:: Exercise requirements ::
Only the pictures are left out: repeat the rest of the entries exactly.

:: Listed entries ::
>> Start

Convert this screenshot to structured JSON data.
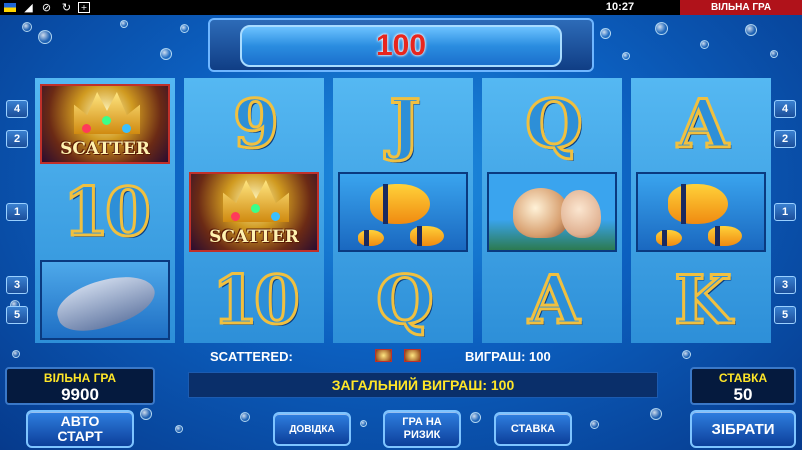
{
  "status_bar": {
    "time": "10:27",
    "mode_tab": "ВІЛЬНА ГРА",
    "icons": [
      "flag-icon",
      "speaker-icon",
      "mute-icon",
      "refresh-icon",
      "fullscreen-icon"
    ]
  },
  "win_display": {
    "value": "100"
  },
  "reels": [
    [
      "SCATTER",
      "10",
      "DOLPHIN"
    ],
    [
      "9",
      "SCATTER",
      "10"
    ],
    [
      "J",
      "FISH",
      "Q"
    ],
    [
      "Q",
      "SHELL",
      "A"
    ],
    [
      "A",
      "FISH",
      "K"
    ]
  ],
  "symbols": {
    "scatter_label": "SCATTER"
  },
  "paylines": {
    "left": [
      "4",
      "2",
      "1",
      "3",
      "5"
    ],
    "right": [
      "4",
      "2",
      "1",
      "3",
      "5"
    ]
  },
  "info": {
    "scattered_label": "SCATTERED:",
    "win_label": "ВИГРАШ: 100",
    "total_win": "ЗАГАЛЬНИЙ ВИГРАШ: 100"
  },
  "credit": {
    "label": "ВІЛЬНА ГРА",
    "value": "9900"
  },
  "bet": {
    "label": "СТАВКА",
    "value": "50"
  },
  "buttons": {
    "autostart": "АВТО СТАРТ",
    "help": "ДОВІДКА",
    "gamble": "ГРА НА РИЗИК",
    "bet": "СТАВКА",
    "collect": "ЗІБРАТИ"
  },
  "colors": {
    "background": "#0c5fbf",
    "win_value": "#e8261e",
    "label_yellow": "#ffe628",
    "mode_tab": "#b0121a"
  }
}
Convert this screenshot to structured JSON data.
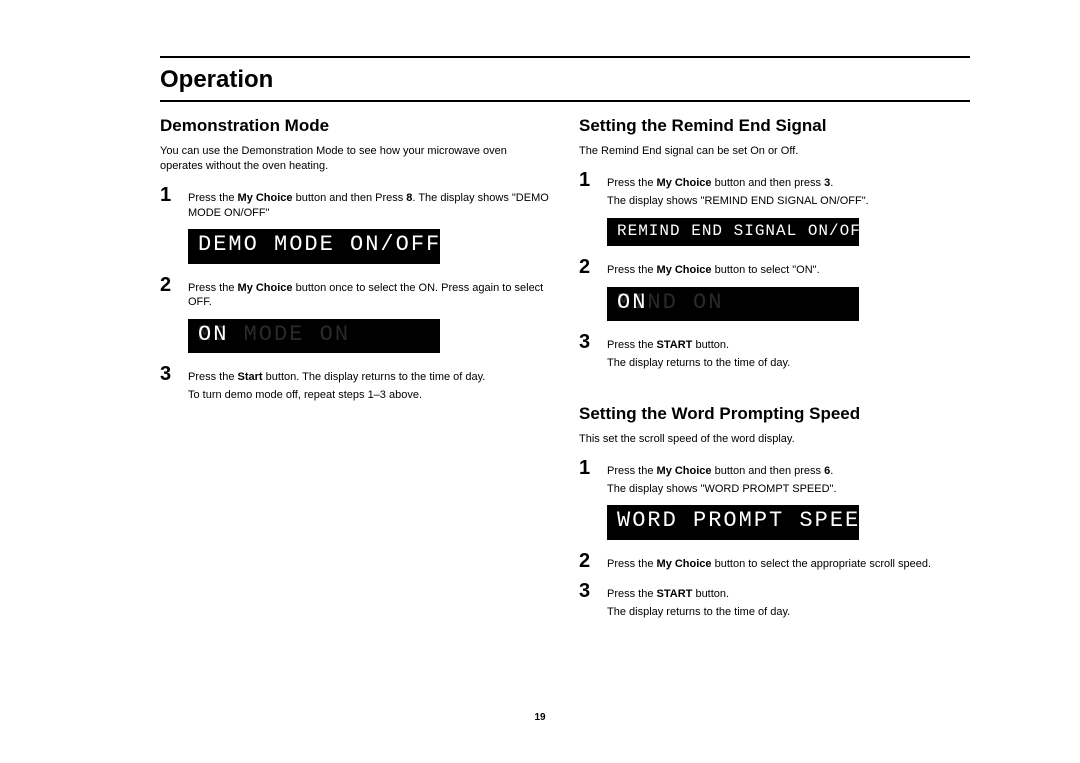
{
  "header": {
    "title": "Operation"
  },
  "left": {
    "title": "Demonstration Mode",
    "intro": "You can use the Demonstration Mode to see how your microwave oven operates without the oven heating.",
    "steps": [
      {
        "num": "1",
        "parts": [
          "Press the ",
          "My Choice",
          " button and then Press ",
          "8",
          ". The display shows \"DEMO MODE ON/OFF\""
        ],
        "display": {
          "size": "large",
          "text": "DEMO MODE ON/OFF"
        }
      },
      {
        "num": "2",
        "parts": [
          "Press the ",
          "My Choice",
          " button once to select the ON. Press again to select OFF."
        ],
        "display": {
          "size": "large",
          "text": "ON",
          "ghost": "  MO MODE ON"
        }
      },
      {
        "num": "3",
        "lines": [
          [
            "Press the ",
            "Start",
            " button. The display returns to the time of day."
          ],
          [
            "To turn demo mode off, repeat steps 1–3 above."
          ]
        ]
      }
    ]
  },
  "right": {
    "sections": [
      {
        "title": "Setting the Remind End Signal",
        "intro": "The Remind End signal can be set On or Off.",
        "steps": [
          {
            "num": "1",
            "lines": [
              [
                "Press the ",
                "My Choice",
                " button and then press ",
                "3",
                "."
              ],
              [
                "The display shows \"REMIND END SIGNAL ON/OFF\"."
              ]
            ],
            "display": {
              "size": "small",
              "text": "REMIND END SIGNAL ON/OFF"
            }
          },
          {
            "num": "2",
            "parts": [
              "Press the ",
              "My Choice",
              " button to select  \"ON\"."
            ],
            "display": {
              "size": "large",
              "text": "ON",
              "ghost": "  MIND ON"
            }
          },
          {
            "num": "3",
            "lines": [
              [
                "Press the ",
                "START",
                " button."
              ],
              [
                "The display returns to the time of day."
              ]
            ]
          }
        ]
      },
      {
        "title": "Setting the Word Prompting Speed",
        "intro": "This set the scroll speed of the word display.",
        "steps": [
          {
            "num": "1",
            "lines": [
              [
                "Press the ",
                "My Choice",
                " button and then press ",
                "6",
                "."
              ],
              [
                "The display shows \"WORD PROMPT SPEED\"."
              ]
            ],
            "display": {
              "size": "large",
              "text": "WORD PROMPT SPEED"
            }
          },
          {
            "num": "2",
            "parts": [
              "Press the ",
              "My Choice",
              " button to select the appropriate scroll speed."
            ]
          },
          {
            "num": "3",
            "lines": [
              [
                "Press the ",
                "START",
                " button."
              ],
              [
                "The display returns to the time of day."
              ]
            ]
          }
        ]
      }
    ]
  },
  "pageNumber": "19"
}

>> End

:: The answer ::
Convert this screenshot to structured JSON data.
{
  "status_bar": {
    "time": "10:27",
    "mode_tab": "ВІЛЬНА ГРА",
    "icons": [
      "flag-icon",
      "speaker-icon",
      "mute-icon",
      "refresh-icon",
      "fullscreen-icon"
    ]
  },
  "win_display": {
    "value": "100"
  },
  "reels": [
    [
      "SCATTER",
      "10",
      "DOLPHIN"
    ],
    [
      "9",
      "SCATTER",
      "10"
    ],
    [
      "J",
      "FISH",
      "Q"
    ],
    [
      "Q",
      "SHELL",
      "A"
    ],
    [
      "A",
      "FISH",
      "K"
    ]
  ],
  "symbols": {
    "scatter_label": "SCATTER"
  },
  "paylines": {
    "left": [
      "4",
      "2",
      "1",
      "3",
      "5"
    ],
    "right": [
      "4",
      "2",
      "1",
      "3",
      "5"
    ]
  },
  "info": {
    "scattered_label": "SCATTERED:",
    "win_label": "ВИГРАШ: 100",
    "total_win": "ЗАГАЛЬНИЙ ВИГРАШ: 100"
  },
  "credit": {
    "label": "ВІЛЬНА ГРА",
    "value": "9900"
  },
  "bet": {
    "label": "СТАВКА",
    "value": "50"
  },
  "buttons": {
    "autostart": "АВТО СТАРТ",
    "help": "ДОВІДКА",
    "gamble": "ГРА НА РИЗИК",
    "bet": "СТАВКА",
    "collect": "ЗІБРАТИ"
  },
  "colors": {
    "background": "#0c5fbf",
    "win_value": "#e8261e",
    "label_yellow": "#ffe628",
    "mode_tab": "#b0121a"
  }
}
Convert this screenshot to structured JSON data.
{
  "header": {
    "title": "Operation"
  },
  "left": {
    "title": "Demonstration Mode",
    "intro": "You can use the Demonstration Mode to see how your microwave oven operates without the oven heating.",
    "steps": [
      {
        "num": "1",
        "parts": [
          "Press the ",
          "My Choice",
          " button and then Press ",
          "8",
          ". The display shows \"DEMO MODE ON/OFF\""
        ],
        "display": {
          "size": "large",
          "text": "DEMO MODE ON/OFF"
        }
      },
      {
        "num": "2",
        "parts": [
          "Press the ",
          "My Choice",
          " button once to select the ON. Press again to select OFF."
        ],
        "display": {
          "size": "large",
          "text": "ON",
          "ghost": "  MO MODE ON"
        }
      },
      {
        "num": "3",
        "lines": [
          [
            "Press the ",
            "Start",
            " button. The display returns to the time of day."
          ],
          [
            "To turn demo mode off, repeat steps 1–3 above."
          ]
        ]
      }
    ]
  },
  "right": {
    "sections": [
      {
        "title": "Setting the Remind End Signal",
        "intro": "The Remind End signal can be set On or Off.",
        "steps": [
          {
            "num": "1",
            "lines": [
              [
                "Press the ",
                "My Choice",
                " button and then press ",
                "3",
                "."
              ],
              [
                "The display shows \"REMIND END SIGNAL ON/OFF\"."
              ]
            ],
            "display": {
              "size": "small",
              "text": "REMIND END SIGNAL ON/OFF"
            }
          },
          {
            "num": "2",
            "parts": [
              "Press the ",
              "My Choice",
              " button to select  \"ON\"."
            ],
            "display": {
              "size": "large",
              "text": "ON",
              "ghost": "  MIND ON"
            }
          },
          {
            "num": "3",
            "lines": [
              [
                "Press the ",
                "START",
                " button."
              ],
              [
                "The display returns to the time of day."
              ]
            ]
          }
        ]
      },
      {
        "title": "Setting the Word Prompting Speed",
        "intro": "This set the scroll speed of the word display.",
        "steps": [
          {
            "num": "1",
            "lines": [
              [
                "Press the ",
                "My Choice",
                " button and then press ",
                "6",
                "."
              ],
              [
                "The display shows \"WORD PROMPT SPEED\"."
              ]
            ],
            "display": {
              "size": "large",
              "text": "WORD PROMPT SPEED"
            }
          },
          {
            "num": "2",
            "parts": [
              "Press the ",
              "My Choice",
              " button to select the appropriate scroll speed."
            ]
          },
          {
            "num": "3",
            "lines": [
              [
                "Press the ",
                "START",
                " button."
              ],
              [
                "The display returns to the time of day."
              ]
            ]
          }
        ]
      }
    ]
  },
  "pageNumber": "19"
}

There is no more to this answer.